> **Exercise brief**: Identify all lines of the data containing the string "Calcule" and copy them.

> **Data provided**:
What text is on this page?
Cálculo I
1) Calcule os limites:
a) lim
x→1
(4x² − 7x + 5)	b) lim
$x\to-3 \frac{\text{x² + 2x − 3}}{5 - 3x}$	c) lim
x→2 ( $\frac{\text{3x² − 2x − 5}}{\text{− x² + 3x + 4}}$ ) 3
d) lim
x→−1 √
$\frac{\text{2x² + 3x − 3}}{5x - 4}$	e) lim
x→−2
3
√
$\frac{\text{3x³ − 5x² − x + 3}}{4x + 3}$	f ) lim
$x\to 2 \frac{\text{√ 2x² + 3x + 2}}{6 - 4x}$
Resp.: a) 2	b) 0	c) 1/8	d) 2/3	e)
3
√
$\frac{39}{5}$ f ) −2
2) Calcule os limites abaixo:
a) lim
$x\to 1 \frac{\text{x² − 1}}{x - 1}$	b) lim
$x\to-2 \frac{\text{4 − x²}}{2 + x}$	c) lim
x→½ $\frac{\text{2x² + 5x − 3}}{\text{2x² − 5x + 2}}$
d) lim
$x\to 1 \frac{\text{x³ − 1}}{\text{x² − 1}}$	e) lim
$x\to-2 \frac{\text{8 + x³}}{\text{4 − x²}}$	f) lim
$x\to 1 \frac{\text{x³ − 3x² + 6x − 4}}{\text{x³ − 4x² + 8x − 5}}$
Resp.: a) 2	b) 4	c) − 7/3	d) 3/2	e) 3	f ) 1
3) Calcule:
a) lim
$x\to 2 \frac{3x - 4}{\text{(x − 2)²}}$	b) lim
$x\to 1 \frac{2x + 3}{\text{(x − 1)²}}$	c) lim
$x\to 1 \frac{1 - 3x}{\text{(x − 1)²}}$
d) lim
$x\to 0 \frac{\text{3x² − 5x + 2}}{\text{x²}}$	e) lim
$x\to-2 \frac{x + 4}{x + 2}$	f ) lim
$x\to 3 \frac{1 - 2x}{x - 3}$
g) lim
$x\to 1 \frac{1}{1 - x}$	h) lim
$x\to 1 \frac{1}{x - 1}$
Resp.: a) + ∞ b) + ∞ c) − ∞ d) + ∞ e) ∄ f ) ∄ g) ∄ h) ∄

> **Answer to this task**:
1) Calcule os limites:
2) Calcule os limites abaixo:
3) Calcule:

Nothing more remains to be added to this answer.